[Data entries]
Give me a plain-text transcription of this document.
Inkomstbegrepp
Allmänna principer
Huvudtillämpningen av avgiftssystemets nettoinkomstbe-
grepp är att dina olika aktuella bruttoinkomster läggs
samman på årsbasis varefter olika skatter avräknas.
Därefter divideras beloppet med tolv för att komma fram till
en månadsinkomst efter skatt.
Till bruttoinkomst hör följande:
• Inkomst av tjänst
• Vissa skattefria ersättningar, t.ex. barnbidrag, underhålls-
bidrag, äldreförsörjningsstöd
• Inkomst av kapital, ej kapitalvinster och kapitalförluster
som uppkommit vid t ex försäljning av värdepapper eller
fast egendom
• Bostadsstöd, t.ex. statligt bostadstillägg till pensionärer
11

→ Task statement: Transcribe every record above exactly as it appears.

→ Exercise response:
Give me a plain-text transcription of this document.
Inkomstbegrepp
Allmänna principer
Huvudtillämpningen av avgiftssystemets nettoinkomstbe-
grepp är att dina olika aktuella bruttoinkomster läggs
samman på årsbasis varefter olika skatter avräknas.
Därefter divideras beloppet med tolv för att komma fram till
en månadsinkomst efter skatt.
Till bruttoinkomst hör följande:
• Inkomst av tjänst
• Vissa skattefria ersättningar, t.ex. barnbidrag, underhålls-
bidrag, äldreförsörjningsstöd
• Inkomst av kapital, ej kapitalvinster och kapitalförluster
som uppkommit vid t ex försäljning av värdepapper eller
fast egendom
• Bostadsstöd, t.ex. statligt bostadstillägg till pensionärer
11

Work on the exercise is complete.